_TO DO_:
Scan the records and identify every line in which the string "price" occurs, then return those lines.

_SUPPLIED RECORDS_:
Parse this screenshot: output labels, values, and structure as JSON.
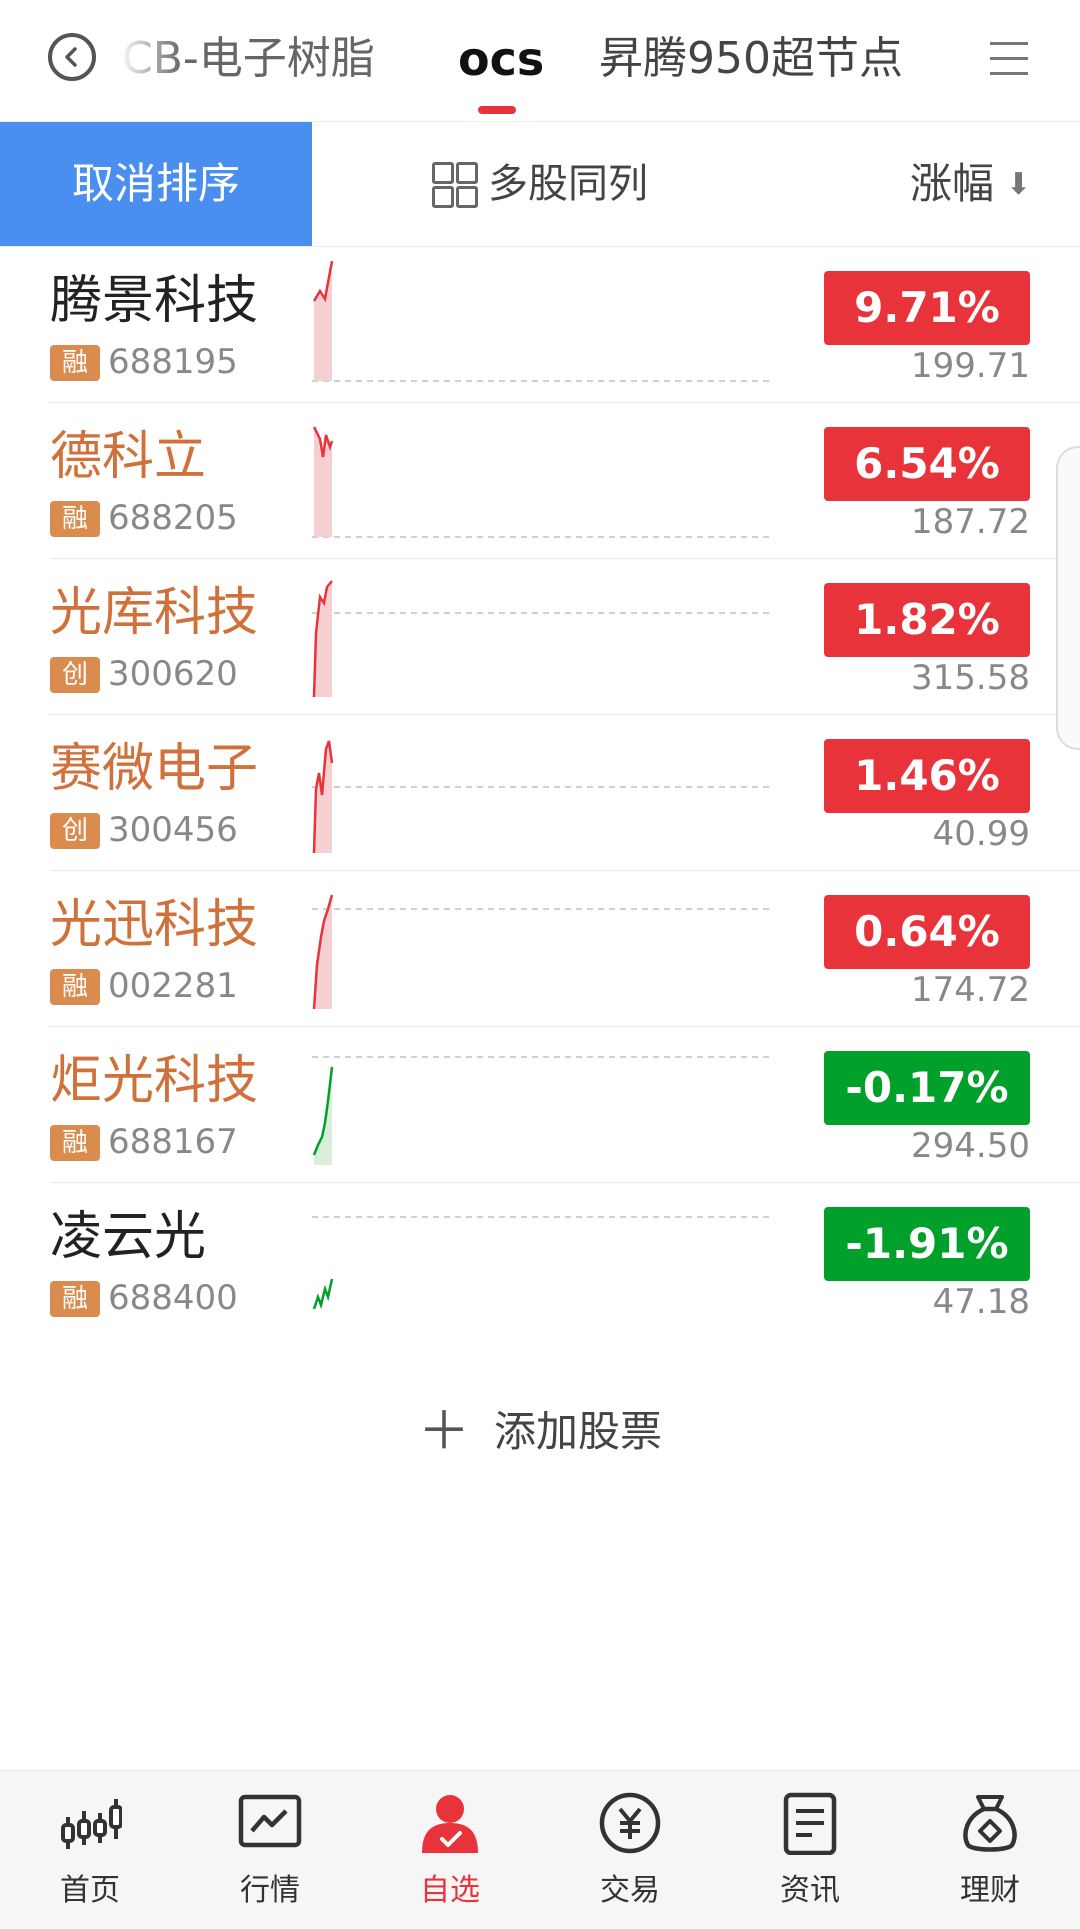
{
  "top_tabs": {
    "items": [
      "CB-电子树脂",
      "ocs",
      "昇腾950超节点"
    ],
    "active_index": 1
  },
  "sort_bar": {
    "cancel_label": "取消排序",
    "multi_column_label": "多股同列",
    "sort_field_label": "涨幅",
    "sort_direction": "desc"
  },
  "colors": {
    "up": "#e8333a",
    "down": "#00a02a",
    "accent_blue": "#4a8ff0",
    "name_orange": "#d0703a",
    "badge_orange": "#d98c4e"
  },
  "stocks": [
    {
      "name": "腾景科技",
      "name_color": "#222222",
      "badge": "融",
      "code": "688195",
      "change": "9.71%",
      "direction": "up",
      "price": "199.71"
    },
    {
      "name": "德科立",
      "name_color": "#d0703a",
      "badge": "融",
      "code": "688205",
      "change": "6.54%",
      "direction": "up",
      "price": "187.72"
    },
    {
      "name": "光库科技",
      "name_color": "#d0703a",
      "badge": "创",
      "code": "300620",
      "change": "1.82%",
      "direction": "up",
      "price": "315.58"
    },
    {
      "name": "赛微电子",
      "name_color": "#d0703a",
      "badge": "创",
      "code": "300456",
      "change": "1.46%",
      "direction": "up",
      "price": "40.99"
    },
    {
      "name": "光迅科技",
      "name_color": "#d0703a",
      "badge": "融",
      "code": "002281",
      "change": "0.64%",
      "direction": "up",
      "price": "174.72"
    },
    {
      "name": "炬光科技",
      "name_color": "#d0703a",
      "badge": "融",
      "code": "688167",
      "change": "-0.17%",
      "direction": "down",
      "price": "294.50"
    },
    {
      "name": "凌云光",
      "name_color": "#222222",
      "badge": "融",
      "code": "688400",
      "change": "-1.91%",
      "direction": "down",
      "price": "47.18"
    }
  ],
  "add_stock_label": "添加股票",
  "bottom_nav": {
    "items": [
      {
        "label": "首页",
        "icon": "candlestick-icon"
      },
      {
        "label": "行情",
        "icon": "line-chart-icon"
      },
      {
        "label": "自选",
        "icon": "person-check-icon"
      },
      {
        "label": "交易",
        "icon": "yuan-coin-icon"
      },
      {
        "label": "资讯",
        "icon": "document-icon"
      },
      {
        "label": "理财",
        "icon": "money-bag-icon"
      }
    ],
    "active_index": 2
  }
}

...

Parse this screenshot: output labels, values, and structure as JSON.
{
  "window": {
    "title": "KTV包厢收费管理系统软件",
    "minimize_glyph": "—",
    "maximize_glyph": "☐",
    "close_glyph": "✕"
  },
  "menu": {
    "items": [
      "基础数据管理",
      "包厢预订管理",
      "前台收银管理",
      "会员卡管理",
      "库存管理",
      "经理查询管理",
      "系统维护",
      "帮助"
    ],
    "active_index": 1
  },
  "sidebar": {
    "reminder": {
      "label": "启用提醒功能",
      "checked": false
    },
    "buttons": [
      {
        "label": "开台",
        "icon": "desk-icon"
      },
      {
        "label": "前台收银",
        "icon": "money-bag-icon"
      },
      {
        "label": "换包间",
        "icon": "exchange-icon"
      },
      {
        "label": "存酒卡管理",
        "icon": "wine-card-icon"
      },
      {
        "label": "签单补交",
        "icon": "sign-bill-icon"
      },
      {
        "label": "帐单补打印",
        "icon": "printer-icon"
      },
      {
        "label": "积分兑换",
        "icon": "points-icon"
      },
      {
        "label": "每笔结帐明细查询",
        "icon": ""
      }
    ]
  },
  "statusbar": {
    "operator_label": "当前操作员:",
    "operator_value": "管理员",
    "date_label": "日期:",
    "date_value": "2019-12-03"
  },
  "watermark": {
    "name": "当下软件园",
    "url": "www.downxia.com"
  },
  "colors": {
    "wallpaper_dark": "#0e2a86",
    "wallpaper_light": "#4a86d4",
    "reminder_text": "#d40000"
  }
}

_RESULT OF THIS TASK_:
      "price": "199.71"
      "price": "187.72"
      "price": "315.58"
      "price": "40.99"
      "price": "174.72"
      "price": "294.50"
      "price": "47.18"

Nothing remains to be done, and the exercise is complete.